Directions for this task –
Copy all lines in which the word "firmly" can be found.

........

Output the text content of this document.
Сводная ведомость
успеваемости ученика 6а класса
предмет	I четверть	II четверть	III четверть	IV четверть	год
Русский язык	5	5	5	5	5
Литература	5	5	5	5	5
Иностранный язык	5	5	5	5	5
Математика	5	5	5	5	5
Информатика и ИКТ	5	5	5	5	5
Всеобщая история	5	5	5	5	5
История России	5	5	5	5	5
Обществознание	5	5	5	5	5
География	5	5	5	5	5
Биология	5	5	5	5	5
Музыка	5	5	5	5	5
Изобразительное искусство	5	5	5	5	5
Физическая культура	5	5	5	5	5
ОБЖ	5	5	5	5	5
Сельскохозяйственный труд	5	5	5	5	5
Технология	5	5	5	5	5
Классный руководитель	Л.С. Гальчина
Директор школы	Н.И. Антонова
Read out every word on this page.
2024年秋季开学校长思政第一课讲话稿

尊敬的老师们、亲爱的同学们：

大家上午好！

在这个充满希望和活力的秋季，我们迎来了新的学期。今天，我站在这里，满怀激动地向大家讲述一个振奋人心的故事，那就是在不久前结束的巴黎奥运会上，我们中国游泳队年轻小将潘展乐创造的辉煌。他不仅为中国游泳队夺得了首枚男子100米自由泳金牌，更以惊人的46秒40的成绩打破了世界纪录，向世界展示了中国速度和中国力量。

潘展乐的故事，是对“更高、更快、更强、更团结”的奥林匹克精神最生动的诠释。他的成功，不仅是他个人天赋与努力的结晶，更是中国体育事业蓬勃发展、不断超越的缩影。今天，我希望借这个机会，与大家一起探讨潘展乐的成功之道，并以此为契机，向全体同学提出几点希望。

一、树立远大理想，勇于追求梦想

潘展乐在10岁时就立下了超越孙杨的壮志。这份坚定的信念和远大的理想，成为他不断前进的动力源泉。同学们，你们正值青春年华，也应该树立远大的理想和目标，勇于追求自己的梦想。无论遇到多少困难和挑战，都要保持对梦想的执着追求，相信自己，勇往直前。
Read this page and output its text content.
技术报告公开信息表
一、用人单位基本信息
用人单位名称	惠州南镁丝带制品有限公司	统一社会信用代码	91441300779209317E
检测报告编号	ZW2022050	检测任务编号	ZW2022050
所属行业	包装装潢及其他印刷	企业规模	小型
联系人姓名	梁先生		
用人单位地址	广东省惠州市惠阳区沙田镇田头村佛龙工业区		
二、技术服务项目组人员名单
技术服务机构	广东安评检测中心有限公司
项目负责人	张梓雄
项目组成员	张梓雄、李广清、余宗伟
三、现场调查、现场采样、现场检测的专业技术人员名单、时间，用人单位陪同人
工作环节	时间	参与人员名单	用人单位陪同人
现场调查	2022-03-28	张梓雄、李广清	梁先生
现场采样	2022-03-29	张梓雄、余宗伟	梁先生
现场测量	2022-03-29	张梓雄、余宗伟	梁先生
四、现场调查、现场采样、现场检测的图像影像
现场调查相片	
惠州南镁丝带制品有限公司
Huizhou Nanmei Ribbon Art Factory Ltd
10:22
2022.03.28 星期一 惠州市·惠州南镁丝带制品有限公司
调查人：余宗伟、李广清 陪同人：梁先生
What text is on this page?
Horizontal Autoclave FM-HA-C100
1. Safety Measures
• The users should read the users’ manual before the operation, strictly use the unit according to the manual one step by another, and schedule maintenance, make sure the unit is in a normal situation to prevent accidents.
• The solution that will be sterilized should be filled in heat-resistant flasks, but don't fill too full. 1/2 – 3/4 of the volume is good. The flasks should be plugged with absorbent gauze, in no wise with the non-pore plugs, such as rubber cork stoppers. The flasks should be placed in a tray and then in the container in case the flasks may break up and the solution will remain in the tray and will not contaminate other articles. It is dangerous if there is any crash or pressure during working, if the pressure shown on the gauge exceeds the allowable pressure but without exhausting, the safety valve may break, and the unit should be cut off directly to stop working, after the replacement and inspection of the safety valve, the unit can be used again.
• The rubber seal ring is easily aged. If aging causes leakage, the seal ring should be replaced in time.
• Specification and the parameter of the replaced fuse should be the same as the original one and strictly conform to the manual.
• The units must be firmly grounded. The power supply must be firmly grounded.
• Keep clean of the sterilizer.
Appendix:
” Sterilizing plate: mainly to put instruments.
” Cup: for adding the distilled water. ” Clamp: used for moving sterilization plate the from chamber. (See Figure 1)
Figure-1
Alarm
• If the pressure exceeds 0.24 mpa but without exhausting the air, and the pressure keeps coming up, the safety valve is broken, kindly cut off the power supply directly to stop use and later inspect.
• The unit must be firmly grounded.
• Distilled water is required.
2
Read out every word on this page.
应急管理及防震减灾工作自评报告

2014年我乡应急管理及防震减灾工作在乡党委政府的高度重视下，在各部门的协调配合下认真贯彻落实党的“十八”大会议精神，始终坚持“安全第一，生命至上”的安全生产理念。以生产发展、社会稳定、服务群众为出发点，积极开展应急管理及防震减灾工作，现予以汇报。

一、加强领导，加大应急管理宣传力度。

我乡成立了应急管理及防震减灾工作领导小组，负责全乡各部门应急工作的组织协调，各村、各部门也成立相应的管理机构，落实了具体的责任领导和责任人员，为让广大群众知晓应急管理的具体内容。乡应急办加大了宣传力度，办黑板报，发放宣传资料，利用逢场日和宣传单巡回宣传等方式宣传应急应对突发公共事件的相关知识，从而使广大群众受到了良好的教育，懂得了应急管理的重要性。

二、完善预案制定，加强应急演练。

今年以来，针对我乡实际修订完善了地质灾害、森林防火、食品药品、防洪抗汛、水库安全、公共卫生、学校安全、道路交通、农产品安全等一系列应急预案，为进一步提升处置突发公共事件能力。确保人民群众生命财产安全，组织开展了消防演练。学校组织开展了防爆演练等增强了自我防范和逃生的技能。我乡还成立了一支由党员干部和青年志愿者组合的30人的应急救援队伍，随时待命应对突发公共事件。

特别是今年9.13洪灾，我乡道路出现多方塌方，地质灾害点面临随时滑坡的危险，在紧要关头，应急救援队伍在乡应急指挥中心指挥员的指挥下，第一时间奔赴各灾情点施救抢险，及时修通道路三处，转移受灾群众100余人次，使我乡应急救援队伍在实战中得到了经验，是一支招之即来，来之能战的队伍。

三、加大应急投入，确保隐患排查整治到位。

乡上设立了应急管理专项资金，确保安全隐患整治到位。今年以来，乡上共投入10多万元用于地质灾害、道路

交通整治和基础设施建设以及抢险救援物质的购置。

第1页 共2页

........

Exercise output –
• The units must be firmly grounded. The power supply must be firmly grounded.
• The unit must be firmly grounded.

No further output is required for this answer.